Required work:
Tell me how many lines hold "BLACK", please, using only the number.

****

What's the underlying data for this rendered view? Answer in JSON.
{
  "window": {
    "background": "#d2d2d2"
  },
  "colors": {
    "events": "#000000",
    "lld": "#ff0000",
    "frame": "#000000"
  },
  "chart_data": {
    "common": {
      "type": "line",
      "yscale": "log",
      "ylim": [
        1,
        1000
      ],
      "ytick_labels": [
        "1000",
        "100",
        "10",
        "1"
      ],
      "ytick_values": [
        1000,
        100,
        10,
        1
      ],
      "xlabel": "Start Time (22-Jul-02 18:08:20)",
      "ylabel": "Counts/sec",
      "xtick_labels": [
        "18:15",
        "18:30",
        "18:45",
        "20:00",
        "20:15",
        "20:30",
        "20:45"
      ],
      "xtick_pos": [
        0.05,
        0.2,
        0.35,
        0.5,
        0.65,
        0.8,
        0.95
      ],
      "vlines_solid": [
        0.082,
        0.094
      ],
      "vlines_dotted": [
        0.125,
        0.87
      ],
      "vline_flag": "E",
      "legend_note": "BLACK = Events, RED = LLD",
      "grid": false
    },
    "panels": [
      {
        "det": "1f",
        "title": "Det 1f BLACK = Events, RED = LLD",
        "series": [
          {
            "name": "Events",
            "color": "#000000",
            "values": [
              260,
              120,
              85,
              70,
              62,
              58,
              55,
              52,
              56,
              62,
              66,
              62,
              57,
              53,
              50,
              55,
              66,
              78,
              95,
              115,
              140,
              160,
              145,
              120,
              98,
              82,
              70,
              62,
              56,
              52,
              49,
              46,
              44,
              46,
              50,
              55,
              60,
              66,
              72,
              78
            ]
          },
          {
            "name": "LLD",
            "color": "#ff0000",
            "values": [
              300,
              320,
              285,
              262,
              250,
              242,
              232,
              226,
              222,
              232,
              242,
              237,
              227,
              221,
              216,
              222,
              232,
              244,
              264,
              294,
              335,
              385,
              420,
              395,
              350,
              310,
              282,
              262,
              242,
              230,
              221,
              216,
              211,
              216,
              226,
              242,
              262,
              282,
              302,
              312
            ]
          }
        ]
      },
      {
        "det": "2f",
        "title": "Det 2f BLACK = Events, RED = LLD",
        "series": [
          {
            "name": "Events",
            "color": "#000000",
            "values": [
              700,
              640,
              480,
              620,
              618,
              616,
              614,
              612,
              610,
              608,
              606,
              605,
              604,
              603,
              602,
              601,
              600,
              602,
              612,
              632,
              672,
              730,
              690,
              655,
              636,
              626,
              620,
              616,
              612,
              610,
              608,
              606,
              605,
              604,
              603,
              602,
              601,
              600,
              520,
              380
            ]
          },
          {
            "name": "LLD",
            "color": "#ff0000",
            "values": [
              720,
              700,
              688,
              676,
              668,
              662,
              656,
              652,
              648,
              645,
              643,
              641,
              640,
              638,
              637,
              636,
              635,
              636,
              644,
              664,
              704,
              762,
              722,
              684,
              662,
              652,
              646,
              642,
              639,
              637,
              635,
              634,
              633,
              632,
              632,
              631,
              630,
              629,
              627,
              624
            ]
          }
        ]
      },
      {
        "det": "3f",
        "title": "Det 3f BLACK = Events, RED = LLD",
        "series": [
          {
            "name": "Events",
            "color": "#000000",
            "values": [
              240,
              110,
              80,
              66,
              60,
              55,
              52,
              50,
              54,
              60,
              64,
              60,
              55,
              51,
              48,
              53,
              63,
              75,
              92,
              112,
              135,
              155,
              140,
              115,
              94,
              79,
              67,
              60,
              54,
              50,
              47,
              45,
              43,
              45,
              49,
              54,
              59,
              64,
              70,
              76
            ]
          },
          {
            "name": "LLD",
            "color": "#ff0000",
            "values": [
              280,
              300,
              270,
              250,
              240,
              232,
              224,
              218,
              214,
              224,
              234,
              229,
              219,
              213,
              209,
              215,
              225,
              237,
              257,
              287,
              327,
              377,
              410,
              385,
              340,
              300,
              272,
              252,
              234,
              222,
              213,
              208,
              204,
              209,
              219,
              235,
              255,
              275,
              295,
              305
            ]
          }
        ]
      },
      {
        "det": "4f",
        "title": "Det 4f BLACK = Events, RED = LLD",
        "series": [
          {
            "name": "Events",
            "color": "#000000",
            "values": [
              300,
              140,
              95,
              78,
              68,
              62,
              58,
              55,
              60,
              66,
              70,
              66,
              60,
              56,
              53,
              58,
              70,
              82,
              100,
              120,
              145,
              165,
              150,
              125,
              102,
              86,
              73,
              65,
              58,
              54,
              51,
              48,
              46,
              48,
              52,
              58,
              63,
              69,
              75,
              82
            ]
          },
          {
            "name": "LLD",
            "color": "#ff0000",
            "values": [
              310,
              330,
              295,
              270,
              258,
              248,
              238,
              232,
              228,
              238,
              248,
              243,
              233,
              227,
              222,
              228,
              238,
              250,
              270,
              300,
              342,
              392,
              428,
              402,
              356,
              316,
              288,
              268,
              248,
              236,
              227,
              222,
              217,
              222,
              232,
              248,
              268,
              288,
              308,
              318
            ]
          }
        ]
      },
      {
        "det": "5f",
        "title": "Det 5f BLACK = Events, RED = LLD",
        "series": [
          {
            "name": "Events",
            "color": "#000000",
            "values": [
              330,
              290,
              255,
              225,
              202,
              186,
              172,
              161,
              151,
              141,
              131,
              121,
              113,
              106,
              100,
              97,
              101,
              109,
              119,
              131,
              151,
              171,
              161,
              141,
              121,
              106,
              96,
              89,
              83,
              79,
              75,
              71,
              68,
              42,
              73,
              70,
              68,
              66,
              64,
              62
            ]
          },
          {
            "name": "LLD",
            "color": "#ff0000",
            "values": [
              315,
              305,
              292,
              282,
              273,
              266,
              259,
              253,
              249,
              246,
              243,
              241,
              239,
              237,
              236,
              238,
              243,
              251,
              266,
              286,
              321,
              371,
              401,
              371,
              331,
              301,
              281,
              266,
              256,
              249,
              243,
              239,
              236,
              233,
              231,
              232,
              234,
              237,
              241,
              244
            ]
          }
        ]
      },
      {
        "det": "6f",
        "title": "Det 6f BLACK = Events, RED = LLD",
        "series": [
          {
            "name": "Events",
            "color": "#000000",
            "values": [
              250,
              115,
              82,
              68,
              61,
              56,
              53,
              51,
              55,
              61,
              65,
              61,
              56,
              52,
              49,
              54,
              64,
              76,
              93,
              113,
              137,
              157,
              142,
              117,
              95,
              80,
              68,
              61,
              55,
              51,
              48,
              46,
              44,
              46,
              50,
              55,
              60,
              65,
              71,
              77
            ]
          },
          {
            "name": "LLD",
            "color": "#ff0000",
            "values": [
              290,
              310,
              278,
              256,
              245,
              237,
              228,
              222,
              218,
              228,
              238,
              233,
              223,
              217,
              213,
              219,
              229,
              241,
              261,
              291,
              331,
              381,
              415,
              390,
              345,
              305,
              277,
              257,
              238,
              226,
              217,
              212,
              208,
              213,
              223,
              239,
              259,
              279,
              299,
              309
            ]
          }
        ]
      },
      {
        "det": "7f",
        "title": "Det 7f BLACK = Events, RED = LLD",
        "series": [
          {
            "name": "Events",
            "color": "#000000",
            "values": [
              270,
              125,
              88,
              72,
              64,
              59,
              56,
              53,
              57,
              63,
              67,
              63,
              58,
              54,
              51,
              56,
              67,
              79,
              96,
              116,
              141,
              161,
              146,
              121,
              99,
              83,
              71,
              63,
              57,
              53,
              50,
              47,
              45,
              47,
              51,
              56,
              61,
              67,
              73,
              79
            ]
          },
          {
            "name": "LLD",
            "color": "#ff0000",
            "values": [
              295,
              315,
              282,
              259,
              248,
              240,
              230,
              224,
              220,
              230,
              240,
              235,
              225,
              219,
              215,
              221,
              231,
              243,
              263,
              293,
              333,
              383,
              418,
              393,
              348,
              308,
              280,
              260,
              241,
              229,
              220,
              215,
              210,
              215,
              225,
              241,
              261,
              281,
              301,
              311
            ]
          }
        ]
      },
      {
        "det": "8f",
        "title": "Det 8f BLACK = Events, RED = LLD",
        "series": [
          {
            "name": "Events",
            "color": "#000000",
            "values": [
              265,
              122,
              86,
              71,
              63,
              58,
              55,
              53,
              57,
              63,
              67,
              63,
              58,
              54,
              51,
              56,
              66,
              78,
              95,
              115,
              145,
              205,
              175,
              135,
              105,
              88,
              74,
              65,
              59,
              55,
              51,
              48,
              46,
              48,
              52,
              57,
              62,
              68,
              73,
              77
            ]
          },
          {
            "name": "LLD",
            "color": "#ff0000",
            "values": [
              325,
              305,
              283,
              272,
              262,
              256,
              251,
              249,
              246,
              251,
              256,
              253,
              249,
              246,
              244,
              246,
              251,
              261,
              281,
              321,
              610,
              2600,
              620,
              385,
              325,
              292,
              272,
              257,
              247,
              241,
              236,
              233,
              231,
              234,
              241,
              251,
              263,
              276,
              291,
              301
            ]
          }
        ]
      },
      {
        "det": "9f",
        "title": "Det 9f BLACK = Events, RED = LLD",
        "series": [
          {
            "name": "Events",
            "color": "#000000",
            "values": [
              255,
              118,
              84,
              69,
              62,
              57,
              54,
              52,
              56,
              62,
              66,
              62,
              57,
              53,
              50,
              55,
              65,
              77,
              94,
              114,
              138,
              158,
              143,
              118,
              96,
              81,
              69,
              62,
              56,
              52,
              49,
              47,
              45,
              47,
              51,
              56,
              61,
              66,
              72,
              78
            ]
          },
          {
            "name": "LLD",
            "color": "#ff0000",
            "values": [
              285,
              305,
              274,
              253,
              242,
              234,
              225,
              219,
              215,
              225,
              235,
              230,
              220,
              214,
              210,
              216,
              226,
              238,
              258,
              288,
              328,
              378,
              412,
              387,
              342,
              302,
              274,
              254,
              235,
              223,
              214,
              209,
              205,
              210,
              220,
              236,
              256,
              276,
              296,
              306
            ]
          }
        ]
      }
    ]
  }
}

****

Task output:
10